# Start of EXTRACTED MATERIAL
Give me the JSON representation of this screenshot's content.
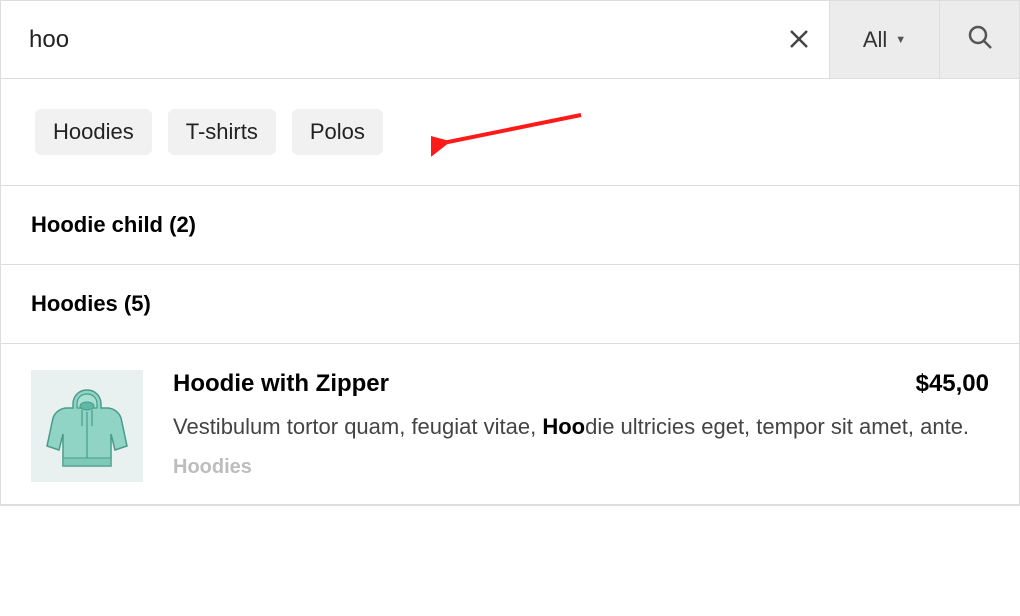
{
  "search": {
    "query": "hoo",
    "placeholder": "",
    "filter_label": "All"
  },
  "chips": [
    {
      "label": "Hoodies"
    },
    {
      "label": "T-shirts"
    },
    {
      "label": "Polos"
    }
  ],
  "categories": [
    {
      "name": "Hoodie child",
      "count": 2,
      "display": "Hoodie child (2)"
    },
    {
      "name": "Hoodies",
      "count": 5,
      "display": "Hoodies (5)"
    }
  ],
  "product": {
    "title_hl": "Hoo",
    "title_rest": "die with Zipper",
    "price": "$45,00",
    "desc_before": "Vestibulum tortor quam, feugiat vitae, ",
    "desc_hl": "Hoo",
    "desc_after": "die ultricies eget, tempor sit amet, ante.",
    "cat_hl": "Hoo",
    "cat_rest": "dies"
  }
}
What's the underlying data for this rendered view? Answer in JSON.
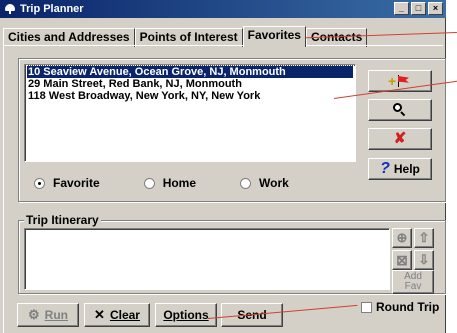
{
  "window": {
    "title": "Trip Planner",
    "controls": {
      "minimize": "_",
      "maximize": "□",
      "close": "×"
    }
  },
  "tabs": [
    {
      "label": "Cities and Addresses",
      "active": false
    },
    {
      "label": "Points of Interest",
      "active": false
    },
    {
      "label": "Favorites",
      "active": true
    },
    {
      "label": "Contacts",
      "active": false
    }
  ],
  "favorites": {
    "items": [
      "10 Seaview Avenue, Ocean Grove, NJ, Monmouth",
      "29 Main Street, Red Bank, NJ, Monmouth",
      "118 West Broadway, New York, NY, New York"
    ],
    "selected_index": 0,
    "radios": [
      {
        "label": "Favorite",
        "checked": true
      },
      {
        "label": "Home",
        "checked": false
      },
      {
        "label": "Work",
        "checked": false
      }
    ],
    "buttons": {
      "add_icon": "add-flag-icon",
      "zoom_icon": "magnifier-icon",
      "delete_icon": "red-x-icon",
      "help_label": "Help",
      "help_glyph": "?",
      "delete_glyph": "✘"
    }
  },
  "itinerary": {
    "label": "Trip Itinerary",
    "stops": [],
    "side_buttons": {
      "add_fav_line1": "Add",
      "add_fav_line2": "Fav"
    },
    "round_trip_label": "Round Trip",
    "round_trip_checked": false
  },
  "bottom_buttons": {
    "run": "Run",
    "clear": "Clear",
    "options": "Options",
    "send": "Send"
  },
  "colors": {
    "window_bg": "#d4d0c8",
    "title_start": "#0a246a",
    "title_end": "#3a6ea5",
    "selection": "#0a246a",
    "callout": "#d04030"
  }
}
# End of EXTRACTED MATERIAL
**WRITTEN PROBLEM**
Leave out the pictures and output every record above precisely as given.

**COMPLETE ANSWER**
Give me the JSON representation of this screenshot's content.
{
  "search": {
    "query": "hoo",
    "placeholder": "",
    "filter_label": "All"
  },
  "chips": [
    {
      "label": "Hoodies"
    },
    {
      "label": "T-shirts"
    },
    {
      "label": "Polos"
    }
  ],
  "categories": [
    {
      "name": "Hoodie child",
      "count": 2,
      "display": "Hoodie child (2)"
    },
    {
      "name": "Hoodies",
      "count": 5,
      "display": "Hoodies (5)"
    }
  ],
  "product": {
    "title_hl": "Hoo",
    "title_rest": "die with Zipper",
    "price": "$45,00",
    "desc_before": "Vestibulum tortor quam, feugiat vitae, ",
    "desc_hl": "Hoo",
    "desc_after": "die ultricies eget, tempor sit amet, ante.",
    "cat_hl": "Hoo",
    "cat_rest": "dies"
  }
}
What's the underlying data for this rendered view? Answer in JSON.
{
  "window": {
    "title": "Trip Planner",
    "controls": {
      "minimize": "_",
      "maximize": "□",
      "close": "×"
    }
  },
  "tabs": [
    {
      "label": "Cities and Addresses",
      "active": false
    },
    {
      "label": "Points of Interest",
      "active": false
    },
    {
      "label": "Favorites",
      "active": true
    },
    {
      "label": "Contacts",
      "active": false
    }
  ],
  "favorites": {
    "items": [
      "10 Seaview Avenue, Ocean Grove, NJ, Monmouth",
      "29 Main Street, Red Bank, NJ, Monmouth",
      "118 West Broadway, New York, NY, New York"
    ],
    "selected_index": 0,
    "radios": [
      {
        "label": "Favorite",
        "checked": true
      },
      {
        "label": "Home",
        "checked": false
      },
      {
        "label": "Work",
        "checked": false
      }
    ],
    "buttons": {
      "add_icon": "add-flag-icon",
      "zoom_icon": "magnifier-icon",
      "delete_icon": "red-x-icon",
      "help_label": "Help",
      "help_glyph": "?",
      "delete_glyph": "✘"
    }
  },
  "itinerary": {
    "label": "Trip Itinerary",
    "stops": [],
    "side_buttons": {
      "add_fav_line1": "Add",
      "add_fav_line2": "Fav"
    },
    "round_trip_label": "Round Trip",
    "round_trip_checked": false
  },
  "bottom_buttons": {
    "run": "Run",
    "clear": "Clear",
    "options": "Options",
    "send": "Send"
  },
  "colors": {
    "window_bg": "#d4d0c8",
    "title_start": "#0a246a",
    "title_end": "#3a6ea5",
    "selection": "#0a246a",
    "callout": "#d04030"
  }
}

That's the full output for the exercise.